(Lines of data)
## Begin

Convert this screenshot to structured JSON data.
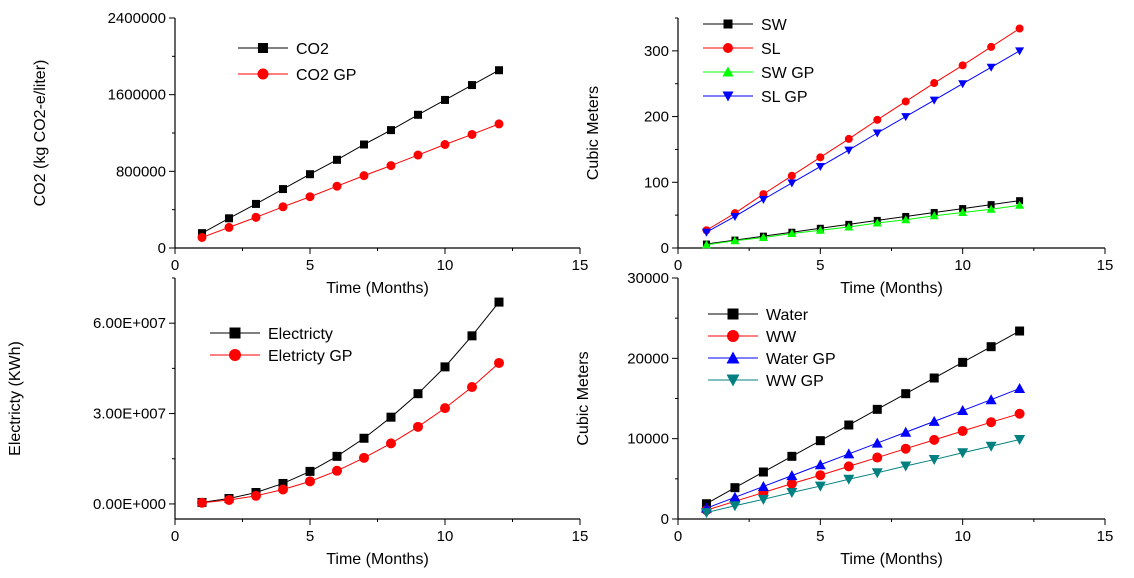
{
  "chart_data": [
    {
      "type": "line",
      "xlabel": "Time (Months)",
      "ylabel": "CO2 (kg CO2-e/liter)",
      "xlim": [
        0,
        15
      ],
      "ylim": [
        0,
        2400000
      ],
      "xticks": [
        "0",
        "5",
        "10",
        "15"
      ],
      "yticks": [
        "0",
        "800000",
        "1600000",
        "2400000"
      ],
      "x": [
        1,
        2,
        3,
        4,
        5,
        6,
        7,
        8,
        9,
        10,
        11,
        12
      ],
      "series": [
        {
          "name": "CO2",
          "color": "#000000",
          "marker": "square",
          "values": [
            155000,
            310000,
            460000,
            615000,
            770000,
            920000,
            1080000,
            1230000,
            1390000,
            1545000,
            1700000,
            1855000
          ]
        },
        {
          "name": "CO2  GP",
          "color": "#ff0000",
          "marker": "circle",
          "values": [
            110000,
            215000,
            320000,
            430000,
            535000,
            645000,
            755000,
            860000,
            970000,
            1080000,
            1185000,
            1295000
          ]
        }
      ],
      "legend": "top-left"
    },
    {
      "type": "line",
      "xlabel": "Time (Months)",
      "ylabel": "Cubic Meters",
      "xlim": [
        0,
        15
      ],
      "ylim": [
        0,
        350
      ],
      "xticks": [
        "0",
        "5",
        "10",
        "15"
      ],
      "yticks": [
        "0",
        "100",
        "200",
        "300"
      ],
      "x": [
        1,
        2,
        3,
        4,
        5,
        6,
        7,
        8,
        9,
        10,
        11,
        12
      ],
      "series": [
        {
          "name": "SW",
          "color": "#000000",
          "marker": "square",
          "values": [
            6,
            12,
            18,
            24,
            30,
            36,
            42,
            48,
            54,
            60,
            66,
            72
          ]
        },
        {
          "name": "SL",
          "color": "#ff0000",
          "marker": "circle",
          "values": [
            27,
            53,
            82,
            110,
            138,
            166,
            195,
            223,
            251,
            278,
            306,
            334
          ]
        },
        {
          "name": "SW GP",
          "color": "#00ff00",
          "marker": "triangle-up",
          "values": [
            5,
            11,
            16,
            22,
            27,
            32,
            38,
            43,
            49,
            54,
            59,
            65
          ]
        },
        {
          "name": "SL GP",
          "color": "#0000ff",
          "marker": "triangle-down",
          "values": [
            24,
            48,
            74,
            99,
            124,
            149,
            175,
            200,
            225,
            250,
            275,
            300
          ]
        }
      ],
      "legend": "top-left"
    },
    {
      "type": "line",
      "xlabel": "Time (Months)",
      "ylabel": "Electricty (KWh)",
      "xlim": [
        0,
        15
      ],
      "ylim": [
        -5000000,
        75000000
      ],
      "xticks": [
        "0",
        "5",
        "10",
        "15"
      ],
      "yticks": [
        "0.00E+000",
        "3.00E+007",
        "6.00E+007"
      ],
      "x": [
        1,
        2,
        3,
        4,
        5,
        6,
        7,
        8,
        9,
        10,
        11,
        12
      ],
      "series": [
        {
          "name": "Electricty",
          "color": "#000000",
          "marker": "square",
          "values": [
            500000,
            1800000,
            3800000,
            6800000,
            10800000,
            15800000,
            21800000,
            28800000,
            36600000,
            45500000,
            55800000,
            67000000
          ]
        },
        {
          "name": "Eletricty GP",
          "color": "#ff0000",
          "marker": "circle",
          "values": [
            400000,
            1300000,
            2700000,
            4800000,
            7500000,
            11000000,
            15300000,
            20100000,
            25600000,
            31800000,
            38800000,
            46800000
          ]
        }
      ],
      "legend": "top-left"
    },
    {
      "type": "line",
      "xlabel": "Time (Months)",
      "ylabel": "Cubic Meters",
      "xlim": [
        0,
        15
      ],
      "ylim": [
        0,
        30000
      ],
      "xticks": [
        "0",
        "5",
        "10",
        "15"
      ],
      "yticks": [
        "0",
        "10000",
        "20000",
        "30000"
      ],
      "x": [
        1,
        2,
        3,
        4,
        5,
        6,
        7,
        8,
        9,
        10,
        11,
        12
      ],
      "series": [
        {
          "name": "Water",
          "color": "#000000",
          "marker": "square",
          "values": [
            1900,
            3900,
            5850,
            7800,
            9750,
            11700,
            13650,
            15600,
            17550,
            19500,
            21450,
            23400
          ]
        },
        {
          "name": "WW",
          "color": "#ff0000",
          "marker": "circle",
          "values": [
            1100,
            2200,
            3300,
            4400,
            5450,
            6550,
            7650,
            8750,
            9850,
            10950,
            12050,
            13100
          ]
        },
        {
          "name": "Water GP",
          "color": "#0000ff",
          "marker": "triangle-up",
          "values": [
            1350,
            2700,
            4050,
            5400,
            6750,
            8100,
            9450,
            10800,
            12150,
            13500,
            14850,
            16250
          ]
        },
        {
          "name": "WW GP",
          "color": "#008080",
          "marker": "triangle-down",
          "values": [
            800,
            1650,
            2450,
            3300,
            4100,
            4950,
            5750,
            6600,
            7400,
            8250,
            9050,
            9900
          ]
        }
      ],
      "legend": "top-left"
    }
  ]
}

## End

**Set problem:** Transcribe all the data word for word; the images stay out.

**Answer to the task:**
Convert this screenshot to structured JSON data.
{
  "chart_data": [
    {
      "type": "line",
      "xlabel": "Time (Months)",
      "ylabel": "CO2 (kg CO2-e/liter)",
      "xlim": [
        0,
        15
      ],
      "ylim": [
        0,
        2400000
      ],
      "xticks": [
        "0",
        "5",
        "10",
        "15"
      ],
      "yticks": [
        "0",
        "800000",
        "1600000",
        "2400000"
      ],
      "x": [
        1,
        2,
        3,
        4,
        5,
        6,
        7,
        8,
        9,
        10,
        11,
        12
      ],
      "series": [
        {
          "name": "CO2",
          "color": "#000000",
          "marker": "square",
          "values": [
            155000,
            310000,
            460000,
            615000,
            770000,
            920000,
            1080000,
            1230000,
            1390000,
            1545000,
            1700000,
            1855000
          ]
        },
        {
          "name": "CO2  GP",
          "color": "#ff0000",
          "marker": "circle",
          "values": [
            110000,
            215000,
            320000,
            430000,
            535000,
            645000,
            755000,
            860000,
            970000,
            1080000,
            1185000,
            1295000
          ]
        }
      ],
      "legend": "top-left"
    },
    {
      "type": "line",
      "xlabel": "Time (Months)",
      "ylabel": "Cubic Meters",
      "xlim": [
        0,
        15
      ],
      "ylim": [
        0,
        350
      ],
      "xticks": [
        "0",
        "5",
        "10",
        "15"
      ],
      "yticks": [
        "0",
        "100",
        "200",
        "300"
      ],
      "x": [
        1,
        2,
        3,
        4,
        5,
        6,
        7,
        8,
        9,
        10,
        11,
        12
      ],
      "series": [
        {
          "name": "SW",
          "color": "#000000",
          "marker": "square",
          "values": [
            6,
            12,
            18,
            24,
            30,
            36,
            42,
            48,
            54,
            60,
            66,
            72
          ]
        },
        {
          "name": "SL",
          "color": "#ff0000",
          "marker": "circle",
          "values": [
            27,
            53,
            82,
            110,
            138,
            166,
            195,
            223,
            251,
            278,
            306,
            334
          ]
        },
        {
          "name": "SW GP",
          "color": "#00ff00",
          "marker": "triangle-up",
          "values": [
            5,
            11,
            16,
            22,
            27,
            32,
            38,
            43,
            49,
            54,
            59,
            65
          ]
        },
        {
          "name": "SL GP",
          "color": "#0000ff",
          "marker": "triangle-down",
          "values": [
            24,
            48,
            74,
            99,
            124,
            149,
            175,
            200,
            225,
            250,
            275,
            300
          ]
        }
      ],
      "legend": "top-left"
    },
    {
      "type": "line",
      "xlabel": "Time (Months)",
      "ylabel": "Electricty (KWh)",
      "xlim": [
        0,
        15
      ],
      "ylim": [
        -5000000,
        75000000
      ],
      "xticks": [
        "0",
        "5",
        "10",
        "15"
      ],
      "yticks": [
        "0.00E+000",
        "3.00E+007",
        "6.00E+007"
      ],
      "x": [
        1,
        2,
        3,
        4,
        5,
        6,
        7,
        8,
        9,
        10,
        11,
        12
      ],
      "series": [
        {
          "name": "Electricty",
          "color": "#000000",
          "marker": "square",
          "values": [
            500000,
            1800000,
            3800000,
            6800000,
            10800000,
            15800000,
            21800000,
            28800000,
            36600000,
            45500000,
            55800000,
            67000000
          ]
        },
        {
          "name": "Eletricty GP",
          "color": "#ff0000",
          "marker": "circle",
          "values": [
            400000,
            1300000,
            2700000,
            4800000,
            7500000,
            11000000,
            15300000,
            20100000,
            25600000,
            31800000,
            38800000,
            46800000
          ]
        }
      ],
      "legend": "top-left"
    },
    {
      "type": "line",
      "xlabel": "Time (Months)",
      "ylabel": "Cubic Meters",
      "xlim": [
        0,
        15
      ],
      "ylim": [
        0,
        30000
      ],
      "xticks": [
        "0",
        "5",
        "10",
        "15"
      ],
      "yticks": [
        "0",
        "10000",
        "20000",
        "30000"
      ],
      "x": [
        1,
        2,
        3,
        4,
        5,
        6,
        7,
        8,
        9,
        10,
        11,
        12
      ],
      "series": [
        {
          "name": "Water",
          "color": "#000000",
          "marker": "square",
          "values": [
            1900,
            3900,
            5850,
            7800,
            9750,
            11700,
            13650,
            15600,
            17550,
            19500,
            21450,
            23400
          ]
        },
        {
          "name": "WW",
          "color": "#ff0000",
          "marker": "circle",
          "values": [
            1100,
            2200,
            3300,
            4400,
            5450,
            6550,
            7650,
            8750,
            9850,
            10950,
            12050,
            13100
          ]
        },
        {
          "name": "Water GP",
          "color": "#0000ff",
          "marker": "triangle-up",
          "values": [
            1350,
            2700,
            4050,
            5400,
            6750,
            8100,
            9450,
            10800,
            12150,
            13500,
            14850,
            16250
          ]
        },
        {
          "name": "WW GP",
          "color": "#008080",
          "marker": "triangle-down",
          "values": [
            800,
            1650,
            2450,
            3300,
            4100,
            4950,
            5750,
            6600,
            7400,
            8250,
            9050,
            9900
          ]
        }
      ],
      "legend": "top-left"
    }
  ]
}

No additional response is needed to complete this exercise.